EXERCISE
Check each line of the data below for the word "name", then extract the ones that have it.

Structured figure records
———

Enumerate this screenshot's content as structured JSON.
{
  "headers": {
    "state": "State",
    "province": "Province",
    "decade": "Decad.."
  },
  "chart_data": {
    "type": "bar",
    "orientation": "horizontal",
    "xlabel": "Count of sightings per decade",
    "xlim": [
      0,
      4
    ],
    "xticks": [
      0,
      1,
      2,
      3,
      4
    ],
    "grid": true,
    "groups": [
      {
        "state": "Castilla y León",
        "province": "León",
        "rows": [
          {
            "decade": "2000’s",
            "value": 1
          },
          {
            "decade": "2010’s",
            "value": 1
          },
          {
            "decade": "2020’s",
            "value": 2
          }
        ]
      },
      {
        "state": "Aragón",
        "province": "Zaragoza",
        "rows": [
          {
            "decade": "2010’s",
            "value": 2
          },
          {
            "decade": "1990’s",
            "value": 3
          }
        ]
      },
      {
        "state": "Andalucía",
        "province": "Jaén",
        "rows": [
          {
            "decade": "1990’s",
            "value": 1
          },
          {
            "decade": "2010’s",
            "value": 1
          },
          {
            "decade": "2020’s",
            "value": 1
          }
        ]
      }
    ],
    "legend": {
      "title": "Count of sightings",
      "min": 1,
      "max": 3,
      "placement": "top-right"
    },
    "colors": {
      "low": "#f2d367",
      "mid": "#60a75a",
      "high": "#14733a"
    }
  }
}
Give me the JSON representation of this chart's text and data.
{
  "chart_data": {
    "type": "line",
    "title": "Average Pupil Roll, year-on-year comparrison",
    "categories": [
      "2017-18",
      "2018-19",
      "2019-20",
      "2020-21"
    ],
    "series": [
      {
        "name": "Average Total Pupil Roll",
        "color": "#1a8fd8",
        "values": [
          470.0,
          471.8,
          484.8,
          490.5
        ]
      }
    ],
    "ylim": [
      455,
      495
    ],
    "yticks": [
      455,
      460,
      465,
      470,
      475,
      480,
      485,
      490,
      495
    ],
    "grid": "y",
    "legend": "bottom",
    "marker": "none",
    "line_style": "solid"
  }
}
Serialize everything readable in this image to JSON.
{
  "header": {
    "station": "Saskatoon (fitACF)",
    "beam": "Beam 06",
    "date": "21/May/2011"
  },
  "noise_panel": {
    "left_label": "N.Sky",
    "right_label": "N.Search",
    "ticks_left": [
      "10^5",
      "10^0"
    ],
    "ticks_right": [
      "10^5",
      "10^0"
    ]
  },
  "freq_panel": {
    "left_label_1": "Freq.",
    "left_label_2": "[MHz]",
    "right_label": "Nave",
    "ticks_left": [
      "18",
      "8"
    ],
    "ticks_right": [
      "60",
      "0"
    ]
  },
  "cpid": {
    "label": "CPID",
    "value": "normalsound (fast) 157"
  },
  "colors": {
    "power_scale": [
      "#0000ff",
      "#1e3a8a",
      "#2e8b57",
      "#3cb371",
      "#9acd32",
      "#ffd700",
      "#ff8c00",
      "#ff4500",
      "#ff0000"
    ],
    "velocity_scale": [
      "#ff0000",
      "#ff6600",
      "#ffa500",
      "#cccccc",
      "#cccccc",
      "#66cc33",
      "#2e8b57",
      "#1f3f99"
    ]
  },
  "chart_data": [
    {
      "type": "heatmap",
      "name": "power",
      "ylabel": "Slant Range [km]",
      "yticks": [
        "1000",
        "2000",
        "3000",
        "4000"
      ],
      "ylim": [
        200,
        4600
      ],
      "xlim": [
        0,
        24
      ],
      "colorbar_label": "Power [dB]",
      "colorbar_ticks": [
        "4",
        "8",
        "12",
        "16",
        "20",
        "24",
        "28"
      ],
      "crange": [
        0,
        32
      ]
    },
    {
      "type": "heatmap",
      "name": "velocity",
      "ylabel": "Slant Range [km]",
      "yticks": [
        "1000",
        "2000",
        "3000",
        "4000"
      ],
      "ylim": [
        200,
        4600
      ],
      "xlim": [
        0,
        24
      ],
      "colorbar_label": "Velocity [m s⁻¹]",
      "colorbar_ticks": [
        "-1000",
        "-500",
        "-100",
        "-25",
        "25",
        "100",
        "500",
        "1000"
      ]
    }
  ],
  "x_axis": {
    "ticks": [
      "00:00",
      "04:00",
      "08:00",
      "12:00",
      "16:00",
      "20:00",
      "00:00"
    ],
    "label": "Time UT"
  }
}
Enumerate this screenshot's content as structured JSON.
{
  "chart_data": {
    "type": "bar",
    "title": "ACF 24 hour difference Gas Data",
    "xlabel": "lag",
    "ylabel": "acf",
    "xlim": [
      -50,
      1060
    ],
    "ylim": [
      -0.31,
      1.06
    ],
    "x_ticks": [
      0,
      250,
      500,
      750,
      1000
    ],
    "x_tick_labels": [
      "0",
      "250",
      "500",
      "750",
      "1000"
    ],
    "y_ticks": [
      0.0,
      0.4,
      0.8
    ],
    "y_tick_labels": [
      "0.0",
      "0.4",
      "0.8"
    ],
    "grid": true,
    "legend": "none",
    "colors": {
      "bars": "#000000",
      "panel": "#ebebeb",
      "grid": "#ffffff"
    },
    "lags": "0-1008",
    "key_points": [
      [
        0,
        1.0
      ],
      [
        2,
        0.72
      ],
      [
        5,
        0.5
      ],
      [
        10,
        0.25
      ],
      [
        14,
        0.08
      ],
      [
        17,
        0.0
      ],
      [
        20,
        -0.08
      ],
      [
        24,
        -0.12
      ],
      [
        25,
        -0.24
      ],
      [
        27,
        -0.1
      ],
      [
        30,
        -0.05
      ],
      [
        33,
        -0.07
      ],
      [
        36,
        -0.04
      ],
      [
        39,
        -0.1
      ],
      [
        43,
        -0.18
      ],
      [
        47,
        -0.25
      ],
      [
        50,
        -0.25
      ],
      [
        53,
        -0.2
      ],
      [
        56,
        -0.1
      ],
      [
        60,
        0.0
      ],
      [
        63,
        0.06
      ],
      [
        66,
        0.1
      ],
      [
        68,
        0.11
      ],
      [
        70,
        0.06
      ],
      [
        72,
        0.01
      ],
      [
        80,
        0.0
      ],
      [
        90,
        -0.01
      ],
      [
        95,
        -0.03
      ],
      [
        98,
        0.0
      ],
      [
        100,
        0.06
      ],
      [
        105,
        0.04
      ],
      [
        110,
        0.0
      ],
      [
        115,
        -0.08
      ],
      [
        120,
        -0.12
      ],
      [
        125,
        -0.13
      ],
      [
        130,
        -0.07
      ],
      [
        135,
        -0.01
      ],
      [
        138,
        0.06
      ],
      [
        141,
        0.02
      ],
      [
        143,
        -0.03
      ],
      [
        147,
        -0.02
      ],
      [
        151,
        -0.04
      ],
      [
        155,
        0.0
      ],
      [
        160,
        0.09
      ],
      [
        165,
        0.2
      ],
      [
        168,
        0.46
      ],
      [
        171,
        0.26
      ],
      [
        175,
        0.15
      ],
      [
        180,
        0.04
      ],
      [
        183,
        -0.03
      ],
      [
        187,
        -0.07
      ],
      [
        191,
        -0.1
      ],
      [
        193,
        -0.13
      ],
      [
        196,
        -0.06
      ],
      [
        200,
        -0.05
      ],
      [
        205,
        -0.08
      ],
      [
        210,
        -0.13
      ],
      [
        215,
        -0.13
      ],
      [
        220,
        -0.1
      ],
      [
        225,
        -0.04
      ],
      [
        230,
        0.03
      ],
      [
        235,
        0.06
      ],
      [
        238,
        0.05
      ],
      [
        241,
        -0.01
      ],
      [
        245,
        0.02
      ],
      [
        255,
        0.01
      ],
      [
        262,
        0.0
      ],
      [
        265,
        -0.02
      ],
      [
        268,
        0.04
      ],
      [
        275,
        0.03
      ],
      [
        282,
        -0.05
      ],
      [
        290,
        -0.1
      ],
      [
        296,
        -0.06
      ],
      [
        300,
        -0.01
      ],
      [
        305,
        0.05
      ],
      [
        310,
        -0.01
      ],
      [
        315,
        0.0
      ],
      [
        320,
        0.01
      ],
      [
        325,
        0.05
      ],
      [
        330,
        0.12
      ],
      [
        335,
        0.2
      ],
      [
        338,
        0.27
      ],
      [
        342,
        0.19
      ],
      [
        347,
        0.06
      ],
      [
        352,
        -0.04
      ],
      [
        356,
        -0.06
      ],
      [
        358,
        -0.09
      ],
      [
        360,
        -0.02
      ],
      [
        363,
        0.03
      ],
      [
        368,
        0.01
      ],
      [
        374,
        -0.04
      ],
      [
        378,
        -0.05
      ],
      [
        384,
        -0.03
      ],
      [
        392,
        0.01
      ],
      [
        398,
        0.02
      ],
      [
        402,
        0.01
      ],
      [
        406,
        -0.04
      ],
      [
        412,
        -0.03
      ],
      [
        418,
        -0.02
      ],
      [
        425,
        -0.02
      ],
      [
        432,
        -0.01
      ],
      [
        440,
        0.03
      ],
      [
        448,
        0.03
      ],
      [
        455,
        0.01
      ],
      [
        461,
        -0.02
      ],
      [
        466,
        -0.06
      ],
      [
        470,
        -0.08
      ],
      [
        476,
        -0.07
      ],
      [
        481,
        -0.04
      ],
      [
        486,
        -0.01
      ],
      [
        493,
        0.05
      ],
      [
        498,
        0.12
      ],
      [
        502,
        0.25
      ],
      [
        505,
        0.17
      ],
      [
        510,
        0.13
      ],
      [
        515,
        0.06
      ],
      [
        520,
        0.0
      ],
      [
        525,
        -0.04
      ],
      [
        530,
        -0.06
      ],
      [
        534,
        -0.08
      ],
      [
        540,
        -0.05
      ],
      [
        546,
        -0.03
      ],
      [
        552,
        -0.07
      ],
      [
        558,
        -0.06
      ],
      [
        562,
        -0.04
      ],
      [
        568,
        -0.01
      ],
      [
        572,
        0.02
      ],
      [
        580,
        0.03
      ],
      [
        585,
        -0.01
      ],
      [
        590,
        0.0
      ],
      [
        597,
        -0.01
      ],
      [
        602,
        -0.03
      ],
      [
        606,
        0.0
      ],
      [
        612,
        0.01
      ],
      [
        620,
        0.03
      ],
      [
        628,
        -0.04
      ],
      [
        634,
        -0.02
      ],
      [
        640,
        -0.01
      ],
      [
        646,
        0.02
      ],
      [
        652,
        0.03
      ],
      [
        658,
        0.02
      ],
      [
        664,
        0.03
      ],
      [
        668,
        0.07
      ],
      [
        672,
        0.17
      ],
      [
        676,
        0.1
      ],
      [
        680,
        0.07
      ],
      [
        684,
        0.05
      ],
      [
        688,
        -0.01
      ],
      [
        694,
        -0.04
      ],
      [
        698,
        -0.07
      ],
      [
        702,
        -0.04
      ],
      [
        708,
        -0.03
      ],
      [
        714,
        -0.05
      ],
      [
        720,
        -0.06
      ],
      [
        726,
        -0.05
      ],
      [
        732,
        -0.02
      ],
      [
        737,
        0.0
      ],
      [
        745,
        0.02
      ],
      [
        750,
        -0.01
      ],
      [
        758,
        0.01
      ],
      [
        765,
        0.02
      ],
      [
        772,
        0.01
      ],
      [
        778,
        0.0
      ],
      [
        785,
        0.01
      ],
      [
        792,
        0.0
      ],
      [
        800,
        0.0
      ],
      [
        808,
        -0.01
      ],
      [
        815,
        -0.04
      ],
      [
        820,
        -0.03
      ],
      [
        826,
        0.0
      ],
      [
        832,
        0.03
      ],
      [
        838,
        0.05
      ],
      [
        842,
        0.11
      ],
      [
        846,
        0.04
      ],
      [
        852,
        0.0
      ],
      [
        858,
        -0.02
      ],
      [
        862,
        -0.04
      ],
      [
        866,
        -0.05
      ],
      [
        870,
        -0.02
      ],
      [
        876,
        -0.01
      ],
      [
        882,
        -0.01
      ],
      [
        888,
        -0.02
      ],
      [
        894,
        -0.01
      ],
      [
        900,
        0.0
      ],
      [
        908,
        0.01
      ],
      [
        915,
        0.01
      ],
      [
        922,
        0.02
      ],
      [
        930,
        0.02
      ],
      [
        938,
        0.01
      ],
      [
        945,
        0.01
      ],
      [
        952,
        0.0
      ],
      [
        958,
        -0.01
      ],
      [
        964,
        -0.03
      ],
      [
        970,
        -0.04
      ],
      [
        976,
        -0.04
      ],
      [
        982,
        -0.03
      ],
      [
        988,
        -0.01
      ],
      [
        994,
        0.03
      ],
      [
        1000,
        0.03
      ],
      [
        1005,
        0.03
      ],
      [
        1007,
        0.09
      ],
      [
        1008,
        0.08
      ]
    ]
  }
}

———

SOLUTION
        "name": "Average Total Pupil Roll",
      "name": "power",
      "name": "velocity",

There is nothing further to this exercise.